## Aim
Entries follow. Set all of them down as they stand.

* BEGIN Materials provided *

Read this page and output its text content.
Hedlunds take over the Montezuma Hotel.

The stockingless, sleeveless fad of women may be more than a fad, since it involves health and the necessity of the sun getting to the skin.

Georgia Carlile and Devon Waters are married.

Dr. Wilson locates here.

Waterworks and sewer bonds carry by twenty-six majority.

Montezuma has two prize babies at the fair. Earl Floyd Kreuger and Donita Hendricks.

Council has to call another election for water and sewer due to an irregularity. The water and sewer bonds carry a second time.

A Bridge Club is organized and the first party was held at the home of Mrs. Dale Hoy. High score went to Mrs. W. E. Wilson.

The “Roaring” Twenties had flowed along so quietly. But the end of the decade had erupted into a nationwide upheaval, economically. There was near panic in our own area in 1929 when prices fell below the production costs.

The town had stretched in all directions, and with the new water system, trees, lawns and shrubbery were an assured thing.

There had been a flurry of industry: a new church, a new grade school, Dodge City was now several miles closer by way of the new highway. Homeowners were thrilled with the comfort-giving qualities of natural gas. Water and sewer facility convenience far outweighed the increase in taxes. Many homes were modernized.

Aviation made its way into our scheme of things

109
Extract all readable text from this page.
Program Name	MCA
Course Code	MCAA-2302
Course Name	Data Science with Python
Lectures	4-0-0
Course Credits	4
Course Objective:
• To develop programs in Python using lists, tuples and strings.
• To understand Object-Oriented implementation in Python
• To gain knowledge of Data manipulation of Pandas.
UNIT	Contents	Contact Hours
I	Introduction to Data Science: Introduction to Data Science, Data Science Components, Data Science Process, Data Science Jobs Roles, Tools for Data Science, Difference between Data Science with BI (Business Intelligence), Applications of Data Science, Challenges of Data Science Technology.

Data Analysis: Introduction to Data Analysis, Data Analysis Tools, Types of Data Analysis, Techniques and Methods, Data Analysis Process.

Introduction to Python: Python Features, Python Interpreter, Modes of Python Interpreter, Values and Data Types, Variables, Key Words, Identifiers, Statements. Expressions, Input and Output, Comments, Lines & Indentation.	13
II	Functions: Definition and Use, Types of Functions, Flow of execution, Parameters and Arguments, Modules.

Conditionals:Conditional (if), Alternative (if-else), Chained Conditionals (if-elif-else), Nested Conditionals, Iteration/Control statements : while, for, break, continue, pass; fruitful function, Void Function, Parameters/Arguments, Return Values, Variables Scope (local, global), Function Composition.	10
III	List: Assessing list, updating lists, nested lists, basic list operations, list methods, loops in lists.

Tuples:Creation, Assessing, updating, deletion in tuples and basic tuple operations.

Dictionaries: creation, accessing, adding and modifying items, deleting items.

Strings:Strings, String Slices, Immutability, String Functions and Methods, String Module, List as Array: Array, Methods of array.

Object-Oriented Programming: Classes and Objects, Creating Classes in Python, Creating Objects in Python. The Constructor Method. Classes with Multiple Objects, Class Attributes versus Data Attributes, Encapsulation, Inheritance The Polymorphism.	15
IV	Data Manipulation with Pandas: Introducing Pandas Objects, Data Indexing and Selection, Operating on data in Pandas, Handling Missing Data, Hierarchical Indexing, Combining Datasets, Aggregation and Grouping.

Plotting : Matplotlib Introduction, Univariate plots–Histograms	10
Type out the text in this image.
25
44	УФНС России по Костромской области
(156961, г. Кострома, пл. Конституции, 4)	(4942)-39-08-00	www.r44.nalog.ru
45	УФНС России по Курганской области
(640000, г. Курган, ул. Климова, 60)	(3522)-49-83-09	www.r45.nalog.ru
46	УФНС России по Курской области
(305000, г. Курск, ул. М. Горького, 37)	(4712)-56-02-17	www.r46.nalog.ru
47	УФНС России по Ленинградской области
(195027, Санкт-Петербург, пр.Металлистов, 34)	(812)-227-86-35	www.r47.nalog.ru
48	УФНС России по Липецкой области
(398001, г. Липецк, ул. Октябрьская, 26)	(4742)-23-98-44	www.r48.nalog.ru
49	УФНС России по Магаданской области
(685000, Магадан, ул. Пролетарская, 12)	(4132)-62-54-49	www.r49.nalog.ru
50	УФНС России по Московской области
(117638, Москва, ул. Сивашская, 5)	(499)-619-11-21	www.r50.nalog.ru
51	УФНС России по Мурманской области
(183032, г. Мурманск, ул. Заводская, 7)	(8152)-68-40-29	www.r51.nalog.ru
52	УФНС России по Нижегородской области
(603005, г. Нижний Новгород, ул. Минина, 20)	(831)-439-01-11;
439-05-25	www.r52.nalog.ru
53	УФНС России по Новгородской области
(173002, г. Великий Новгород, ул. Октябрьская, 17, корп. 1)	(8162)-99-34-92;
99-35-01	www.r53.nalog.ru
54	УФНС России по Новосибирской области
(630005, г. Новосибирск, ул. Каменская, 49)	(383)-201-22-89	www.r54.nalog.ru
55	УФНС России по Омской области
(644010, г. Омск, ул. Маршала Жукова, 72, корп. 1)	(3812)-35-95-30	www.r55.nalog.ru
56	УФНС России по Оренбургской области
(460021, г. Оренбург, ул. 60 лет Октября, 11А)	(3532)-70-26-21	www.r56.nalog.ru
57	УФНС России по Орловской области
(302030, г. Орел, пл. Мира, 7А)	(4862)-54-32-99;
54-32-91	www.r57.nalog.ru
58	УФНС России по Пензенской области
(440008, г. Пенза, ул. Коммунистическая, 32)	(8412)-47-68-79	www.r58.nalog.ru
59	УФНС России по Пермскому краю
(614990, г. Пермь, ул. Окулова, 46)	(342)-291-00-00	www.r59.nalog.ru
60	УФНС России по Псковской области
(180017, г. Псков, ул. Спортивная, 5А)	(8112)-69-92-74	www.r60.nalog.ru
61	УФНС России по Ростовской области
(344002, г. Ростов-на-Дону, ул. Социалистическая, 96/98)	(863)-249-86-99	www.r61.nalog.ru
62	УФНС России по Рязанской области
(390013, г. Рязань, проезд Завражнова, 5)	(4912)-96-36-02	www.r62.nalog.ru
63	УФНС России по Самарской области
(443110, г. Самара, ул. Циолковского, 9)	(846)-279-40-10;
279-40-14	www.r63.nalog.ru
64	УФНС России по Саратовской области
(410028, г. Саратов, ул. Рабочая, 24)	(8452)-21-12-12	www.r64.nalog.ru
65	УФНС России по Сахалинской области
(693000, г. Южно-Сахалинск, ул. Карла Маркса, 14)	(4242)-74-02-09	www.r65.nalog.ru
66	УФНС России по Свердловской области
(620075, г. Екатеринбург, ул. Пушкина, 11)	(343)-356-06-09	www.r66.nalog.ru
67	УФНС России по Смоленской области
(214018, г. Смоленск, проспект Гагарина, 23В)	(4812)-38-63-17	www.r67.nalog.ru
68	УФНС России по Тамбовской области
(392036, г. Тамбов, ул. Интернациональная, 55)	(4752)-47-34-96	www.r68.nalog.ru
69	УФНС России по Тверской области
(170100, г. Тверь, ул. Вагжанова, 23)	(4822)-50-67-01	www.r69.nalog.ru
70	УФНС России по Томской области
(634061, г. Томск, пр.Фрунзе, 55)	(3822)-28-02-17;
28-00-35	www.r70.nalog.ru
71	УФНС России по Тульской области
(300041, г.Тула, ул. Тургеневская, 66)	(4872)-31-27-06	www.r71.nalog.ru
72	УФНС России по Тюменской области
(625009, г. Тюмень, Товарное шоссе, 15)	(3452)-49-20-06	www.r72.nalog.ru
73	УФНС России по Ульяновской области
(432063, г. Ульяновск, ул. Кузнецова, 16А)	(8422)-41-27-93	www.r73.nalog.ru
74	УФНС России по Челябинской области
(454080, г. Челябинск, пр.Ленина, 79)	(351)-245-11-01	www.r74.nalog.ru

* END Materials provided *

## Written response
Read this page and output its text content.
Hedlunds take over the Montezuma Hotel.

The stockingless, sleeveless fad of women may be more than a fad, since it involves health and the necessity of the sun getting to the skin.

Georgia Carlile and Devon Waters are married.

Dr. Wilson locates here.

Waterworks and sewer bonds carry by twenty-six majority.

Montezuma has two prize babies at the fair. Earl Floyd Kreuger and Donita Hendricks.

Council has to call another election for water and sewer due to an irregularity. The water and sewer bonds carry a second time.

A Bridge Club is organized and the first party was held at the home of Mrs. Dale Hoy. High score went to Mrs. W. E. Wilson.

The “Roaring” Twenties had flowed along so quietly. But the end of the decade had erupted into a nationwide upheaval, economically. There was near panic in our own area in 1929 when prices fell below the production costs.

The town had stretched in all directions, and with the new water system, trees, lawns and shrubbery were an assured thing.

There had been a flurry of industry: a new church, a new grade school, Dodge City was now several miles closer by way of the new highway. Homeowners were thrilled with the comfort-giving qualities of natural gas. Water and sewer facility convenience far outweighed the increase in taxes. Many homes were modernized.

Aviation made its way into our scheme of things

109
Extract all readable text from this page.
Program Name	MCA
Course Code	MCAA-2302
Course Name	Data Science with Python
Lectures	4-0-0
Course Credits	4
Course Objective:
• To develop programs in Python using lists, tuples and strings.
• To understand Object-Oriented implementation in Python
• To gain knowledge of Data manipulation of Pandas.
UNIT	Contents	Contact Hours
I	Introduction to Data Science: Introduction to Data Science, Data Science Components, Data Science Process, Data Science Jobs Roles, Tools for Data Science, Difference between Data Science with BI (Business Intelligence), Applications of Data Science, Challenges of Data Science Technology.

Data Analysis: Introduction to Data Analysis, Data Analysis Tools, Types of Data Analysis, Techniques and Methods, Data Analysis Process.

Introduction to Python: Python Features, Python Interpreter, Modes of Python Interpreter, Values and Data Types, Variables, Key Words, Identifiers, Statements. Expressions, Input and Output, Comments, Lines & Indentation.	13
II	Functions: Definition and Use, Types of Functions, Flow of execution, Parameters and Arguments, Modules.

Conditionals:Conditional (if), Alternative (if-else), Chained Conditionals (if-elif-else), Nested Conditionals, Iteration/Control statements : while, for, break, continue, pass; fruitful function, Void Function, Parameters/Arguments, Return Values, Variables Scope (local, global), Function Composition.	10
III	List: Assessing list, updating lists, nested lists, basic list operations, list methods, loops in lists.

Tuples:Creation, Assessing, updating, deletion in tuples and basic tuple operations.

Dictionaries: creation, accessing, adding and modifying items, deleting items.

Strings:Strings, String Slices, Immutability, String Functions and Methods, String Module, List as Array: Array, Methods of array.

Object-Oriented Programming: Classes and Objects, Creating Classes in Python, Creating Objects in Python. The Constructor Method. Classes with Multiple Objects, Class Attributes versus Data Attributes, Encapsulation, Inheritance The Polymorphism.	15
IV	Data Manipulation with Pandas: Introducing Pandas Objects, Data Indexing and Selection, Operating on data in Pandas, Handling Missing Data, Hierarchical Indexing, Combining Datasets, Aggregation and Grouping.

Plotting : Matplotlib Introduction, Univariate plots–Histograms	10
Type out the text in this image.
25
44	УФНС России по Костромской области
(156961, г. Кострома, пл. Конституции, 4)	(4942)-39-08-00	www.r44.nalog.ru
45	УФНС России по Курганской области
(640000, г. Курган, ул. Климова, 60)	(3522)-49-83-09	www.r45.nalog.ru
46	УФНС России по Курской области
(305000, г. Курск, ул. М. Горького, 37)	(4712)-56-02-17	www.r46.nalog.ru
47	УФНС России по Ленинградской области
(195027, Санкт-Петербург, пр.Металлистов, 34)	(812)-227-86-35	www.r47.nalog.ru
48	УФНС России по Липецкой области
(398001, г. Липецк, ул. Октябрьская, 26)	(4742)-23-98-44	www.r48.nalog.ru
49	УФНС России по Магаданской области
(685000, Магадан, ул. Пролетарская, 12)	(4132)-62-54-49	www.r49.nalog.ru
50	УФНС России по Московской области
(117638, Москва, ул. Сивашская, 5)	(499)-619-11-21	www.r50.nalog.ru
51	УФНС России по Мурманской области
(183032, г. Мурманск, ул. Заводская, 7)	(8152)-68-40-29	www.r51.nalog.ru
52	УФНС России по Нижегородской области
(603005, г. Нижний Новгород, ул. Минина, 20)	(831)-439-01-11;
439-05-25	www.r52.nalog.ru
53	УФНС России по Новгородской области
(173002, г. Великий Новгород, ул. Октябрьская, 17, корп. 1)	(8162)-99-34-92;
99-35-01	www.r53.nalog.ru
54	УФНС России по Новосибирской области
(630005, г. Новосибирск, ул. Каменская, 49)	(383)-201-22-89	www.r54.nalog.ru
55	УФНС России по Омской области
(644010, г. Омск, ул. Маршала Жукова, 72, корп. 1)	(3812)-35-95-30	www.r55.nalog.ru
56	УФНС России по Оренбургской области
(460021, г. Оренбург, ул. 60 лет Октября, 11А)	(3532)-70-26-21	www.r56.nalog.ru
57	УФНС России по Орловской области
(302030, г. Орел, пл. Мира, 7А)	(4862)-54-32-99;
54-32-91	www.r57.nalog.ru
58	УФНС России по Пензенской области
(440008, г. Пенза, ул. Коммунистическая, 32)	(8412)-47-68-79	www.r58.nalog.ru
59	УФНС России по Пермскому краю
(614990, г. Пермь, ул. Окулова, 46)	(342)-291-00-00	www.r59.nalog.ru
60	УФНС России по Псковской области
(180017, г. Псков, ул. Спортивная, 5А)	(8112)-69-92-74	www.r60.nalog.ru
61	УФНС России по Ростовской области
(344002, г. Ростов-на-Дону, ул. Социалистическая, 96/98)	(863)-249-86-99	www.r61.nalog.ru
62	УФНС России по Рязанской области
(390013, г. Рязань, проезд Завражнова, 5)	(4912)-96-36-02	www.r62.nalog.ru
63	УФНС России по Самарской области
(443110, г. Самара, ул. Циолковского, 9)	(846)-279-40-10;
279-40-14	www.r63.nalog.ru
64	УФНС России по Саратовской области
(410028, г. Саратов, ул. Рабочая, 24)	(8452)-21-12-12	www.r64.nalog.ru
65	УФНС России по Сахалинской области
(693000, г. Южно-Сахалинск, ул. Карла Маркса, 14)	(4242)-74-02-09	www.r65.nalog.ru
66	УФНС России по Свердловской области
(620075, г. Екатеринбург, ул. Пушкина, 11)	(343)-356-06-09	www.r66.nalog.ru
67	УФНС России по Смоленской области
(214018, г. Смоленск, проспект Гагарина, 23В)	(4812)-38-63-17	www.r67.nalog.ru
68	УФНС России по Тамбовской области
(392036, г. Тамбов, ул. Интернациональная, 55)	(4752)-47-34-96	www.r68.nalog.ru
69	УФНС России по Тверской области
(170100, г. Тверь, ул. Вагжанова, 23)	(4822)-50-67-01	www.r69.nalog.ru
70	УФНС России по Томской области
(634061, г. Томск, пр.Фрунзе, 55)	(3822)-28-02-17;
28-00-35	www.r70.nalog.ru
71	УФНС России по Тульской области
(300041, г.Тула, ул. Тургеневская, 66)	(4872)-31-27-06	www.r71.nalog.ru
72	УФНС России по Тюменской области
(625009, г. Тюмень, Товарное шоссе, 15)	(3452)-49-20-06	www.r72.nalog.ru
73	УФНС России по Ульяновской области
(432063, г. Ульяновск, ул. Кузнецова, 16А)	(8422)-41-27-93	www.r73.nalog.ru
74	УФНС России по Челябинской области
(454080, г. Челябинск, пр.Ленина, 79)	(351)-245-11-01	www.r74.nalog.ru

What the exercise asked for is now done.